(Recorded data)
* BEGIN *

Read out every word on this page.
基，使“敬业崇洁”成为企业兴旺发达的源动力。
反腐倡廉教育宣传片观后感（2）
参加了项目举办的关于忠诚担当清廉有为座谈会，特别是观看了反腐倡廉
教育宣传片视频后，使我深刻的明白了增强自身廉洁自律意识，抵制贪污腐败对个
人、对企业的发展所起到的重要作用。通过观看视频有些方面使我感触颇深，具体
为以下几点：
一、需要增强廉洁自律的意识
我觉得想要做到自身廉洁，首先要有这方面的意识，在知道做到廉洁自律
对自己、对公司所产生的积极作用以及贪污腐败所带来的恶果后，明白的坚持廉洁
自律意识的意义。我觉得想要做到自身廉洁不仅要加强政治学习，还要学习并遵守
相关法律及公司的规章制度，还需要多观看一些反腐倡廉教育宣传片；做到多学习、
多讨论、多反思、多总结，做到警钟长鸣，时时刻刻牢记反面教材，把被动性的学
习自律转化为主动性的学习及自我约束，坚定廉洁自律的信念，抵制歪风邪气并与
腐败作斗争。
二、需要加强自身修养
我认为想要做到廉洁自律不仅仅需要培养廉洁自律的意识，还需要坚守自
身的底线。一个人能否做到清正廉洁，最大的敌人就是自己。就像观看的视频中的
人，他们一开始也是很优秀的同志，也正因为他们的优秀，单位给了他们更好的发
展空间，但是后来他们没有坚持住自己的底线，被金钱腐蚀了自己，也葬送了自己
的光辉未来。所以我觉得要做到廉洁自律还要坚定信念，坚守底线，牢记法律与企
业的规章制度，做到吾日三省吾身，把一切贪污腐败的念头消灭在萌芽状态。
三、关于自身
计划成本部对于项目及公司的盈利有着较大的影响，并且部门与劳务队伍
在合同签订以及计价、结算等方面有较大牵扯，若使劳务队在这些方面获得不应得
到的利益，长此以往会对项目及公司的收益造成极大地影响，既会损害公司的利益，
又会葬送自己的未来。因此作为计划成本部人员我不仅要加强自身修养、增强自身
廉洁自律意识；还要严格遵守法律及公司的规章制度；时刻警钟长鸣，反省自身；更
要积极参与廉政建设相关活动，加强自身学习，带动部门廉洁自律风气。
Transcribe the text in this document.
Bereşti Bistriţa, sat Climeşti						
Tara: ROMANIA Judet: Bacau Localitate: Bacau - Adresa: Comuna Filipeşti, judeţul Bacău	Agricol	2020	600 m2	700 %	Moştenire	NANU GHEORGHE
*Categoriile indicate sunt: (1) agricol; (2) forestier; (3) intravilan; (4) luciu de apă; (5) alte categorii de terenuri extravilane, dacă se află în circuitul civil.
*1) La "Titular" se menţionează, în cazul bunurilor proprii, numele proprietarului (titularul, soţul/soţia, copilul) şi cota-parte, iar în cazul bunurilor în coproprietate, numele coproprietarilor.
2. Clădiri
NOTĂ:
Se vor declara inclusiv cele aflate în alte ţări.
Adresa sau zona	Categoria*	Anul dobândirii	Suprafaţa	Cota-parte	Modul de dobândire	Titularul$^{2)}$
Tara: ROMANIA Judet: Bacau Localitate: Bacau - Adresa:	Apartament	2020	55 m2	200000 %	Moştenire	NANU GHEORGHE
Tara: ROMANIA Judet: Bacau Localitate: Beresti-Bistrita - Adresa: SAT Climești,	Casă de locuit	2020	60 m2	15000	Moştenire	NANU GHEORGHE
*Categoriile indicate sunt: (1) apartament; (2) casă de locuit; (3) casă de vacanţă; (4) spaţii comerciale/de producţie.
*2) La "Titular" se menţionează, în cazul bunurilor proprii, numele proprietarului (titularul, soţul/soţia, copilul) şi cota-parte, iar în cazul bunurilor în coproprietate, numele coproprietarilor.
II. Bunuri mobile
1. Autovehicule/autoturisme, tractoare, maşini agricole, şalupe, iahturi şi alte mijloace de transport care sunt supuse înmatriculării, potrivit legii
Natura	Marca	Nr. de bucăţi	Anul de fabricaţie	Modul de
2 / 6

* END *

### Task to complete
Copy out exactly the lines from the line with "Transcribe the text in this document." to the end of the listing, including both of those lines, and give nothing else.

### Complete output
Transcribe the text in this document.
Bereşti Bistriţa, sat Climeşti						
Tara: ROMANIA Judet: Bacau Localitate: Bacau - Adresa: Comuna Filipeşti, judeţul Bacău	Agricol	2020	600 m2	700 %	Moştenire	NANU GHEORGHE
*Categoriile indicate sunt: (1) agricol; (2) forestier; (3) intravilan; (4) luciu de apă; (5) alte categorii de terenuri extravilane, dacă se află în circuitul civil.
*1) La "Titular" se menţionează, în cazul bunurilor proprii, numele proprietarului (titularul, soţul/soţia, copilul) şi cota-parte, iar în cazul bunurilor în coproprietate, numele coproprietarilor.
2. Clădiri
NOTĂ:
Se vor declara inclusiv cele aflate în alte ţări.
Adresa sau zona	Categoria*	Anul dobândirii	Suprafaţa	Cota-parte	Modul de dobândire	Titularul$^{2)}$
Tara: ROMANIA Judet: Bacau Localitate: Bacau - Adresa:	Apartament	2020	55 m2	200000 %	Moştenire	NANU GHEORGHE
Tara: ROMANIA Judet: Bacau Localitate: Beresti-Bistrita - Adresa: SAT Climești,	Casă de locuit	2020	60 m2	15000	Moştenire	NANU GHEORGHE
*Categoriile indicate sunt: (1) apartament; (2) casă de locuit; (3) casă de vacanţă; (4) spaţii comerciale/de producţie.
*2) La "Titular" se menţionează, în cazul bunurilor proprii, numele proprietarului (titularul, soţul/soţia, copilul) şi cota-parte, iar în cazul bunurilor în coproprietate, numele coproprietarilor.
II. Bunuri mobile
1. Autovehicule/autoturisme, tractoare, maşini agricole, şalupe, iahturi şi alte mijloace de transport care sunt supuse înmatriculării, potrivit legii
Natura	Marca	Nr. de bucăţi	Anul de fabricaţie	Modul de
2 / 6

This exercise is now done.